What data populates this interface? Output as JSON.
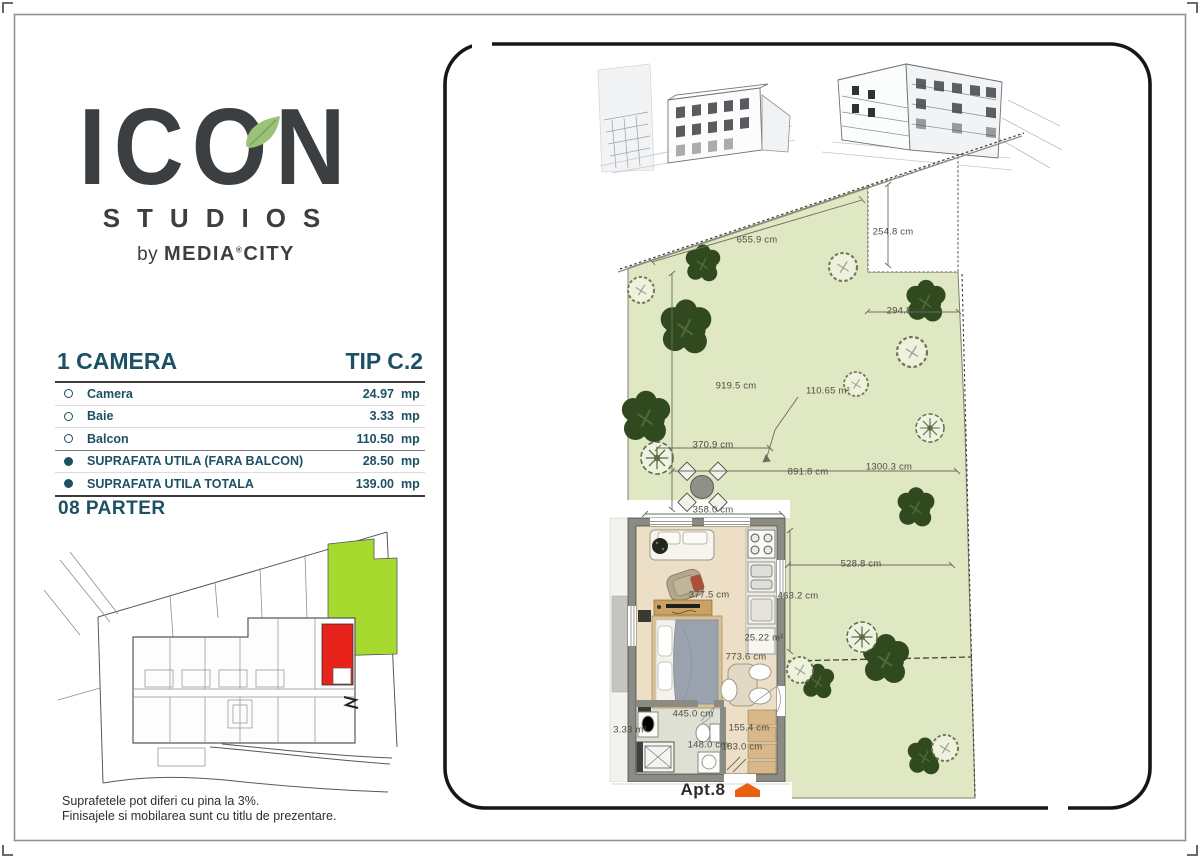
{
  "logo": {
    "brand": "ICON",
    "sub": "STUDIOS",
    "by_prefix": "by",
    "by_name_left": "MEDIA",
    "by_mark": "®",
    "by_name_right": "CITY",
    "leaf_color": "#9cc178",
    "text_color": "#3b3f42"
  },
  "spec": {
    "title_left": "1 CAMERA",
    "title_right": "TIP C.2",
    "accent_color": "#1c5163",
    "rows": [
      {
        "bullet": "open",
        "label": "Camera",
        "value": "24.97",
        "unit": "mp"
      },
      {
        "bullet": "open",
        "label": "Baie",
        "value": "3.33",
        "unit": "mp"
      },
      {
        "bullet": "open",
        "label": "Balcon",
        "value": "110.50",
        "unit": "mp"
      },
      {
        "bullet": "filled",
        "label": "SUPRAFATA UTILA (FARA BALCON)",
        "value": "28.50",
        "unit": "mp"
      },
      {
        "bullet": "filled",
        "label": "SUPRAFATA UTILA TOTALA",
        "value": "139.00",
        "unit": "mp"
      }
    ]
  },
  "floor_label": "08 PARTER",
  "disclaimer": {
    "line1": "Suprafetele pot diferi cu pina la 3%.",
    "line2": "Finisajele si mobilarea sunt cu titlu de prezentare."
  },
  "site_map": {
    "highlighted_unit_color": "#e8231b",
    "garden_patch_color": "#a6da2f"
  },
  "plan": {
    "apt_label": "Apt.8",
    "marker_color": "#e8610f",
    "garden_fill": "#dfe7c3",
    "areas": {
      "garden": "110.65 m²",
      "room": "25.22 m²",
      "bath": "3.33 m²"
    },
    "dims": {
      "d655": "655.9 cm",
      "d254": "254.8 cm",
      "d294": "294.8 cm",
      "d919": "919.5 cm",
      "d370": "370.9 cm",
      "d891": "891.8 cm",
      "d1300": "1300.3 cm",
      "d358": "358.0 cm",
      "d528": "528.8 cm",
      "d463": "463.2 cm",
      "d377": "377.5 cm",
      "d773": "773.6 cm",
      "d445": "445.0 cm",
      "d155": "155.4 cm",
      "d148": "148.0 cm",
      "d183": "183.0 cm"
    }
  }
}
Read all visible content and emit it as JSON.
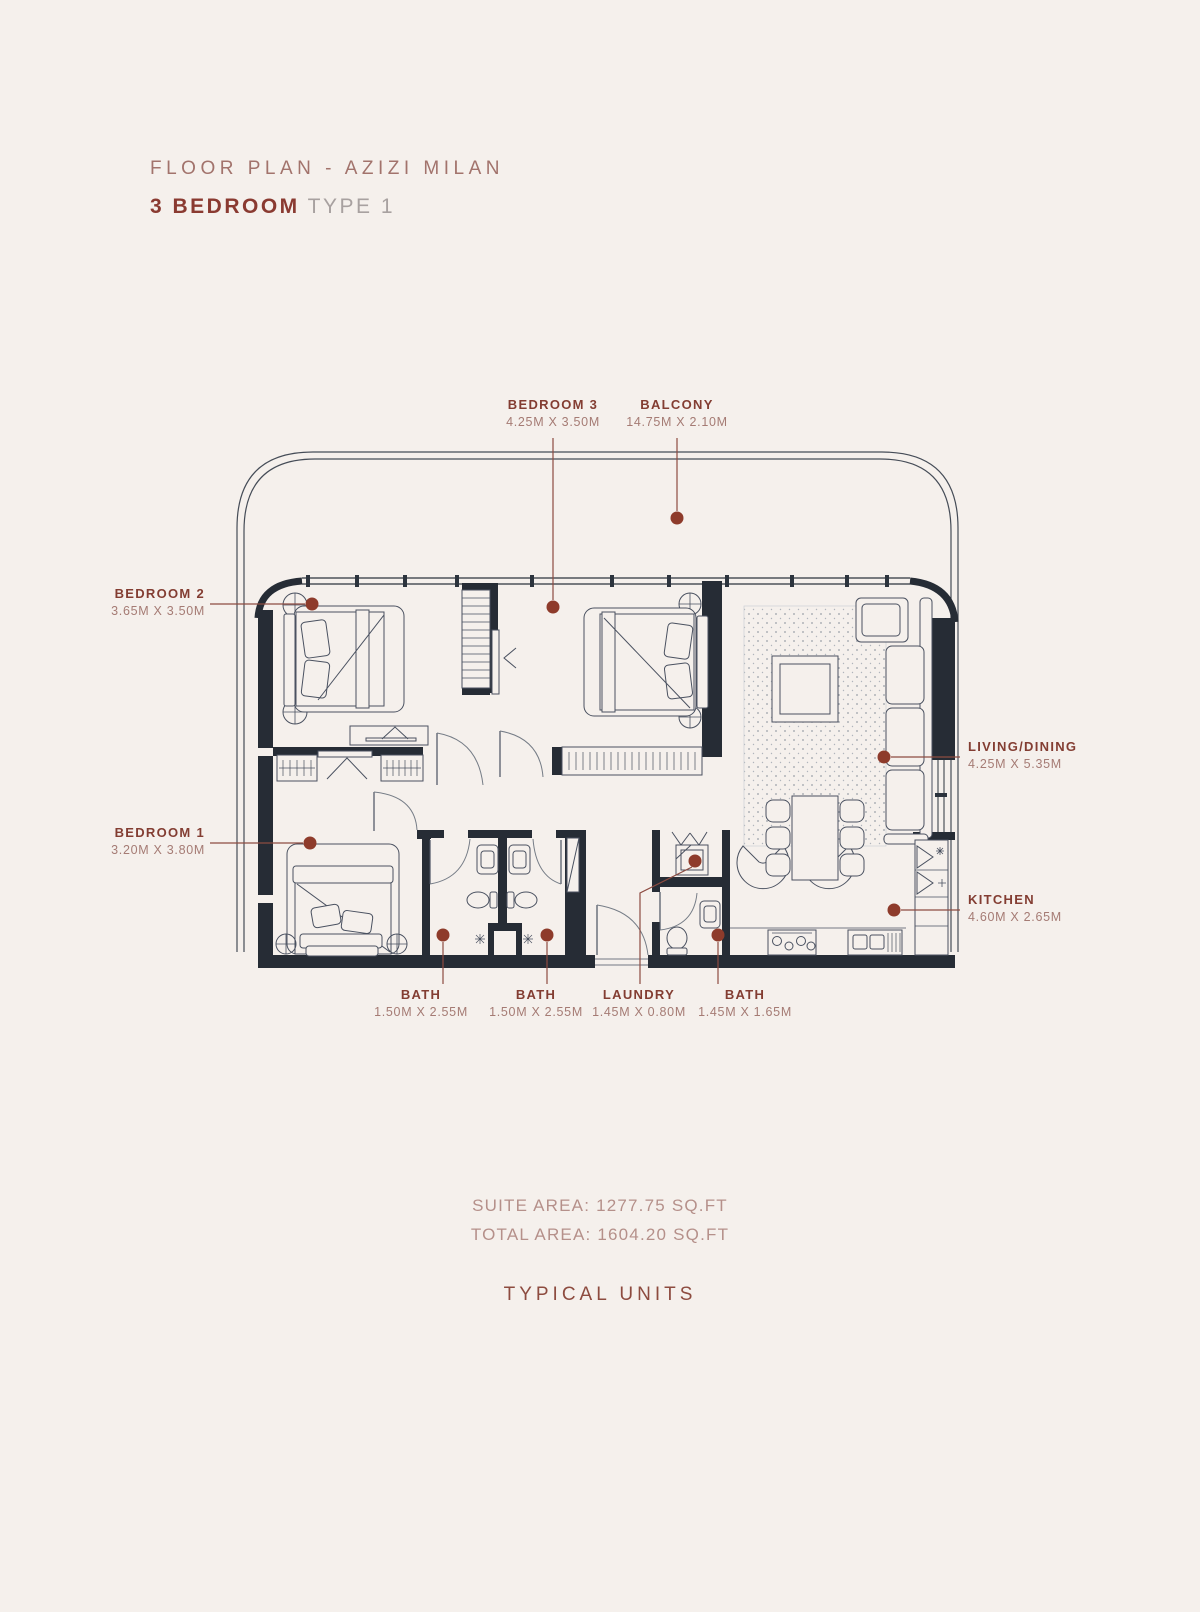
{
  "header": {
    "line1": "FLOOR PLAN - AZIZI MILAN",
    "line2_bold": "3 BEDROOM",
    "line2_rest": " TYPE 1"
  },
  "rooms": [
    {
      "id": "bedroom3",
      "name": "BEDROOM 3",
      "dims": "4.25M X 3.50M"
    },
    {
      "id": "balcony",
      "name": "BALCONY",
      "dims": "14.75M X 2.10M"
    },
    {
      "id": "bedroom2",
      "name": "BEDROOM 2",
      "dims": "3.65M X 3.50M"
    },
    {
      "id": "living",
      "name": "LIVING/DINING",
      "dims": "4.25M X 5.35M"
    },
    {
      "id": "bedroom1",
      "name": "BEDROOM 1",
      "dims": "3.20M X 3.80M"
    },
    {
      "id": "kitchen",
      "name": "KITCHEN",
      "dims": "4.60M X 2.65M"
    },
    {
      "id": "bath1",
      "name": "BATH",
      "dims": "1.50M X 2.55M"
    },
    {
      "id": "bath2",
      "name": "BATH",
      "dims": "1.50M X 2.55M"
    },
    {
      "id": "laundry",
      "name": "LAUNDRY",
      "dims": "1.45M X 0.80M"
    },
    {
      "id": "bath3",
      "name": "BATH",
      "dims": "1.45M X 1.65M"
    }
  ],
  "areas": {
    "suite": "SUITE AREA: 1277.75 SQ.FT",
    "total": "TOTAL AREA: 1604.20 SQ.FT"
  },
  "footer": {
    "caption": "TYPICAL UNITS"
  },
  "colors": {
    "background": "#f5f0ec",
    "wall": "#262c35",
    "furniture_line": "#4a5160",
    "rail_line": "#454c57",
    "label": "#833d32",
    "dims": "#a57b74",
    "leader": "#8d4b41",
    "marker_dot": "#8e3b2b",
    "title_muted": "#a2736c",
    "title_bold": "#8a3a31",
    "area_text": "#b5908a",
    "caption_text": "#8d4b3f"
  }
}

## Short exercise
Copy every line of the material in which the word "SUPRAFATA" occurs.

## Solution to this exercise
        "label": "SUPRAFATA UTILA (FARA BALCON)",
        "label": "SUPRAFATA UTILA TOTALA",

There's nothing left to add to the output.